Given request »
Copy all of the material exactly. Pictures are not to appear in the copy.

Data provided »
===============

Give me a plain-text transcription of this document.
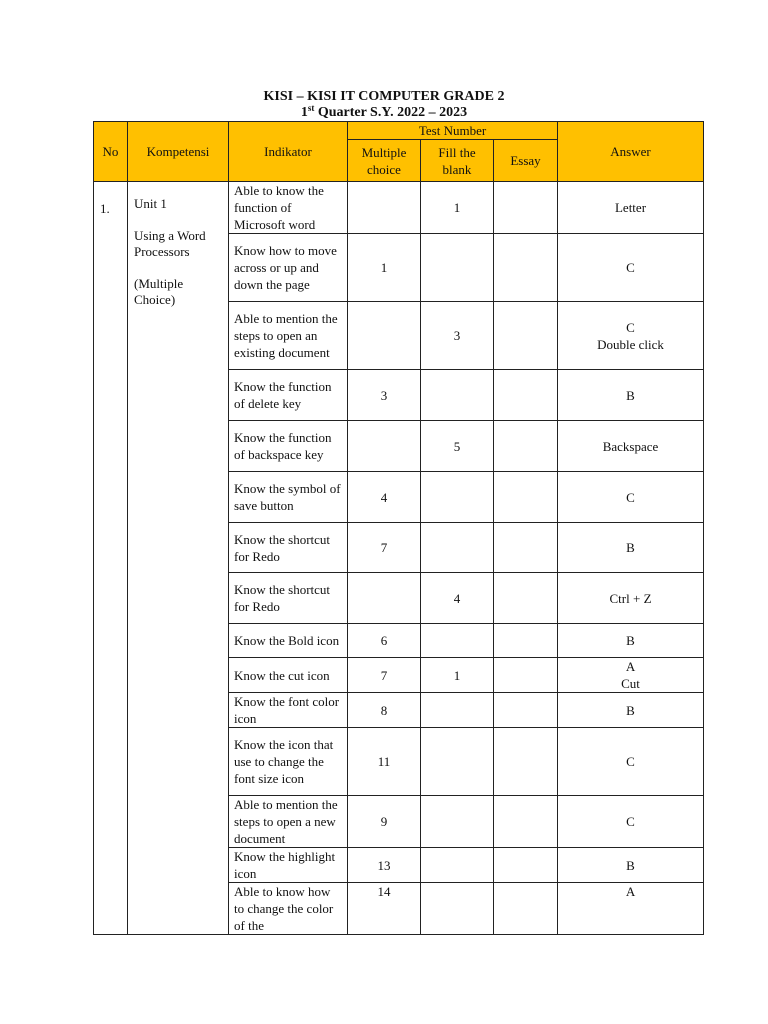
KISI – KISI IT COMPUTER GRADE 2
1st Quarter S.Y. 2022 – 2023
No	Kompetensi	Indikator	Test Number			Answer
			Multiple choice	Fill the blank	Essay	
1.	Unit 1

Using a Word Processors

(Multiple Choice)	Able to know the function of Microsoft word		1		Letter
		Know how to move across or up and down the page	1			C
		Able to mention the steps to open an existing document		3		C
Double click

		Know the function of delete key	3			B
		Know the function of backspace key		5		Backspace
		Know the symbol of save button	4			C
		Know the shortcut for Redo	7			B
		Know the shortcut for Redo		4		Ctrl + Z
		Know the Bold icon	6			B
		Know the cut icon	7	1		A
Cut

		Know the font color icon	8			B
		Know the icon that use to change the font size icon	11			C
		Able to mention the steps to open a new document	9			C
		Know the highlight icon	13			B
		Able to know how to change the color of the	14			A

===============

Full solution »
Give me a plain-text transcription of this document.
KISI – KISI IT COMPUTER GRADE 2
1st Quarter S.Y. 2022 – 2023
No	Kompetensi	Indikator	Test Number			Answer
			Multiple choice	Fill the blank	Essay	
1.	Unit 1

Using a Word Processors

(Multiple Choice)	Able to know the function of Microsoft word		1		Letter
		Know how to move across or up and down the page	1			C
		Able to mention the steps to open an existing document		3		C
Double click

		Know the function of delete key	3			B
		Know the function of backspace key		5		Backspace
		Know the symbol of save button	4			C
		Know the shortcut for Redo	7			B
		Know the shortcut for Redo		4		Ctrl + Z
		Know the Bold icon	6			B
		Know the cut icon	7	1		A
Cut

		Know the font color icon	8			B
		Know the icon that use to change the font size icon	11			C
		Able to mention the steps to open a new document	9			C
		Know the highlight icon	13			B
		Able to know how to change the color of the	14			A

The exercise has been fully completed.